(begin)

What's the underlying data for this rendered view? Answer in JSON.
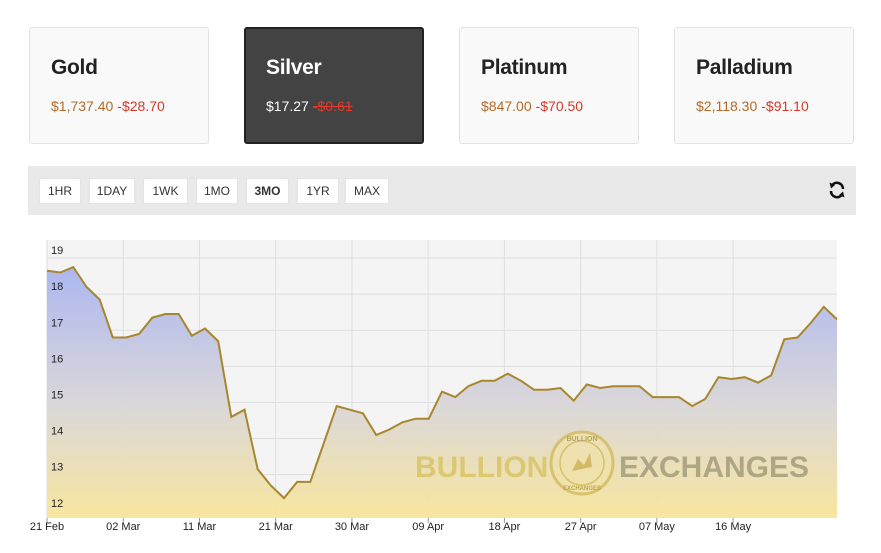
{
  "metals": [
    {
      "name": "Gold",
      "price": "$1,737.40",
      "change": "-$28.70",
      "active": false
    },
    {
      "name": "Silver",
      "price": "$17.27",
      "change": "-$0.61",
      "active": true
    },
    {
      "name": "Platinum",
      "price": "$847.00",
      "change": "-$70.50",
      "active": false
    },
    {
      "name": "Palladium",
      "price": "$2,118.30",
      "change": "-$91.10",
      "active": false
    }
  ],
  "ranges": [
    "1HR",
    "1DAY",
    "1WK",
    "1MO",
    "3MO",
    "1YR",
    "MAX"
  ],
  "selected_range": "3MO",
  "refresh_icon": "refresh-icon",
  "watermark": {
    "left": "BULLION",
    "right": "EXCHANGES",
    "badge_top": "BULLION",
    "badge_bottom": "EXCHANGES"
  },
  "colors": {
    "line": "#a8862c",
    "active_card": "#434343",
    "price": "#b56a2a",
    "change": "#d23a2a"
  },
  "chart_data": {
    "type": "area",
    "ylim": [
      11.8,
      19.5
    ],
    "yticks": [
      "12",
      "13",
      "14",
      "15",
      "16",
      "17",
      "18",
      "19"
    ],
    "xticks": [
      "21 Feb",
      "02 Mar",
      "11 Mar",
      "21 Mar",
      "30 Mar",
      "09 Apr",
      "18 Apr",
      "27 Apr",
      "07 May",
      "16 May"
    ],
    "grid": true,
    "series": [
      {
        "values": [
          18.65,
          18.6,
          18.75,
          18.2,
          17.85,
          16.8,
          16.8,
          16.9,
          17.35,
          17.45,
          17.45,
          16.85,
          17.05,
          16.7,
          14.6,
          14.8,
          13.15,
          12.7,
          12.35,
          12.8,
          12.8,
          13.85,
          14.9,
          14.8,
          14.7,
          14.1,
          14.25,
          14.45,
          14.55,
          14.55,
          15.3,
          15.15,
          15.45,
          15.6,
          15.6,
          15.8,
          15.6,
          15.35,
          15.35,
          15.4,
          15.05,
          15.5,
          15.4,
          15.45,
          15.45,
          15.45,
          15.15,
          15.15,
          15.15,
          14.9,
          15.1,
          15.7,
          15.65,
          15.7,
          15.55,
          15.75,
          16.75,
          16.8,
          17.2,
          17.65,
          17.3
        ]
      }
    ]
  }
}
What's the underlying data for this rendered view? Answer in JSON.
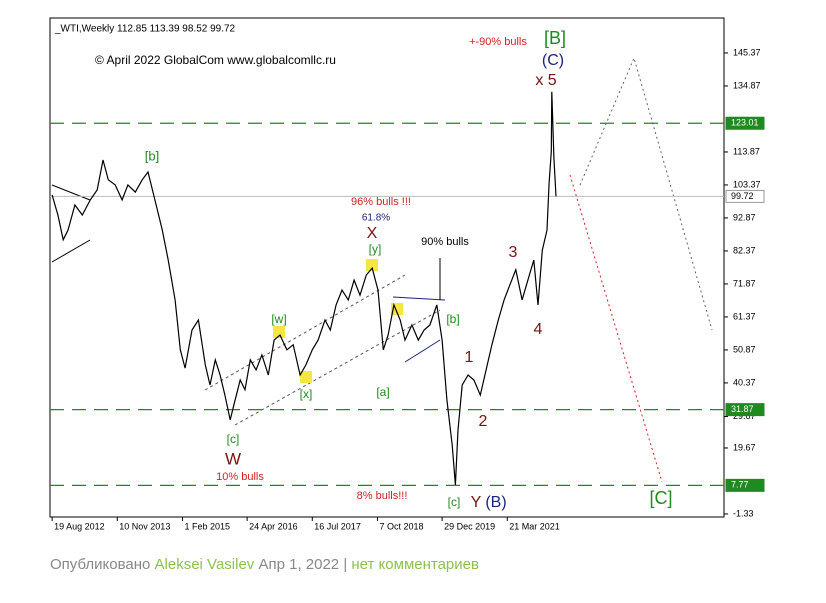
{
  "chart_data": {
    "type": "line",
    "header": "_WTI,Weekly  112.85 113.39 98.52 99.72",
    "copyright": "© April 2022 GlobalCom www.globalcomllc.ru",
    "xlim": [
      2012.59,
      2025.31
    ],
    "xticks": [
      {
        "value": 2012.63,
        "label": "19 Aug 2012"
      },
      {
        "value": 2013.86,
        "label": "10 Nov 2013"
      },
      {
        "value": 2015.09,
        "label": "1 Feb 2015"
      },
      {
        "value": 2016.31,
        "label": "24 Apr 2016"
      },
      {
        "value": 2017.54,
        "label": "16 Jul 2017"
      },
      {
        "value": 2018.77,
        "label": "7 Oct 2018"
      },
      {
        "value": 2019.99,
        "label": "29 Dec 2019"
      },
      {
        "value": 2021.22,
        "label": "21 Mar 2021"
      }
    ],
    "ylim": [
      -2.3,
      156.5
    ],
    "yticks": [
      145.37,
      134.87,
      113.87,
      103.37,
      92.87,
      82.37,
      71.87,
      61.37,
      50.87,
      40.37,
      29.67,
      19.67,
      -1.33
    ],
    "levels": [
      {
        "value": 123.01,
        "color": "#1f8a1f"
      },
      {
        "value": 31.87,
        "color": "#1f8a1f"
      },
      {
        "value": 7.77,
        "color": "#1f8a1f"
      },
      {
        "value": 99.72,
        "color": "#bbbbbb"
      }
    ],
    "series": [
      {
        "color": "#000000",
        "x": [
          2012.63,
          2012.74,
          2012.84,
          2012.93,
          2013.06,
          2013.2,
          2013.35,
          2013.48,
          2013.59,
          2013.69,
          2013.82,
          2013.95,
          2014.06,
          2014.2,
          2014.33,
          2014.44,
          2014.57,
          2014.71,
          2014.82,
          2014.95,
          2015.05,
          2015.14,
          2015.27,
          2015.39,
          2015.52,
          2015.61,
          2015.71,
          2015.8,
          2015.89,
          2015.99,
          2016.06,
          2016.18,
          2016.27,
          2016.37,
          2016.48,
          2016.59,
          2016.71,
          2016.82,
          2016.93,
          2017.06,
          2017.18,
          2017.31,
          2017.42,
          2017.54,
          2017.65,
          2017.78,
          2017.88,
          2017.99,
          2018.1,
          2018.22,
          2018.33,
          2018.44,
          2018.56,
          2018.67,
          2018.78,
          2018.88,
          2018.97,
          2019.08,
          2019.2,
          2019.29,
          2019.42,
          2019.54,
          2019.65,
          2019.76,
          2019.89,
          2019.99,
          2020.08,
          2020.18,
          2020.24,
          2020.29,
          2020.37,
          2020.48,
          2020.59,
          2020.71,
          2020.82,
          2020.93,
          2021.05,
          2021.16,
          2021.27,
          2021.38,
          2021.5,
          2021.61,
          2021.72,
          2021.8,
          2021.88,
          2021.97,
          2022.01,
          2022.05,
          2022.06,
          2022.1,
          2022.14
        ],
        "values": [
          100.2,
          93.8,
          85.9,
          89,
          97,
          93.8,
          98.6,
          101.8,
          111.3,
          105,
          103.4,
          98.6,
          103.4,
          101.1,
          105,
          107.5,
          98.6,
          89,
          79.5,
          66.8,
          50.9,
          45.1,
          57.2,
          60.4,
          46.1,
          39.7,
          47.7,
          42.9,
          36.5,
          28.6,
          33.4,
          41.3,
          38.2,
          47.7,
          44.5,
          49.3,
          42.9,
          54,
          55.6,
          50.9,
          52.5,
          42.9,
          46.1,
          50.9,
          54,
          60.4,
          57.2,
          65.2,
          69.9,
          66.8,
          73.1,
          68.3,
          74.7,
          76.9,
          69.9,
          50.9,
          55.6,
          65.2,
          60.4,
          54,
          58.8,
          54,
          57.2,
          58.8,
          65.2,
          54,
          35,
          20.6,
          7.9,
          25.4,
          39.7,
          42.9,
          41.3,
          36.5,
          44.5,
          52.5,
          60.4,
          66.8,
          71.6,
          76.4,
          66.8,
          73.1,
          79.5,
          65.2,
          82.6,
          89,
          104,
          114,
          133,
          112,
          99.72
        ]
      }
    ],
    "annotations": [
      {
        "text": "[B]",
        "color": "#1f8a1f"
      },
      {
        "text": "+-90% bulls",
        "color": "#d42020"
      },
      {
        "text": "(C)",
        "color": "#1a237e"
      },
      {
        "text": "x 5",
        "color": "#7b1010"
      },
      {
        "text": "[b]",
        "color": "#1f8a1f"
      },
      {
        "text": "96% bulls !!!",
        "color": "#d42020"
      },
      {
        "text": "61.8%",
        "color": "#1a237e"
      },
      {
        "text": "X",
        "color": "#7b1010"
      },
      {
        "text": "[y]",
        "color": "#1f8a1f"
      },
      {
        "text": "90% bulls",
        "color": "#000000"
      },
      {
        "text": "3",
        "color": "#7b1010"
      },
      {
        "text": "[w]",
        "color": "#1f8a1f"
      },
      {
        "text": "[b]",
        "color": "#1f8a1f"
      },
      {
        "text": "4",
        "color": "#7b1010"
      },
      {
        "text": "1",
        "color": "#7b1010"
      },
      {
        "text": "[a]",
        "color": "#1f8a1f"
      },
      {
        "text": "[x]",
        "color": "#1f8a1f"
      },
      {
        "text": "2",
        "color": "#7b1010"
      },
      {
        "text": "[c]",
        "color": "#1f8a1f"
      },
      {
        "text": "W",
        "color": "#7b1010"
      },
      {
        "text": "10% bulls",
        "color": "#d42020"
      },
      {
        "text": "8% bulls!!!",
        "color": "#d42020"
      },
      {
        "text": "[c]",
        "color": "#1f8a1f"
      },
      {
        "text": "Y",
        "color": "#7b1010"
      },
      {
        "text": "(B)",
        "color": "#1a237e"
      },
      {
        "text": "[C]",
        "color": "#1f8a1f"
      }
    ]
  },
  "footer": {
    "prefix": "Опубликовано ",
    "author": "Aleksei Vasilev",
    "date": " Апр 1, 2022 | ",
    "comments": "нет комментариев"
  }
}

(end)

- [DIRECTIONS FOR THIS TASK]: Which lines above contain "price"? Show each of them.

- [REPLY TO THE EXERCISE]:
      "price": "$1,737.40",
      "price": "$17.27",
      "price": "$847.00",
      "price": "$2,118.30",
    "price": "#b56a2a",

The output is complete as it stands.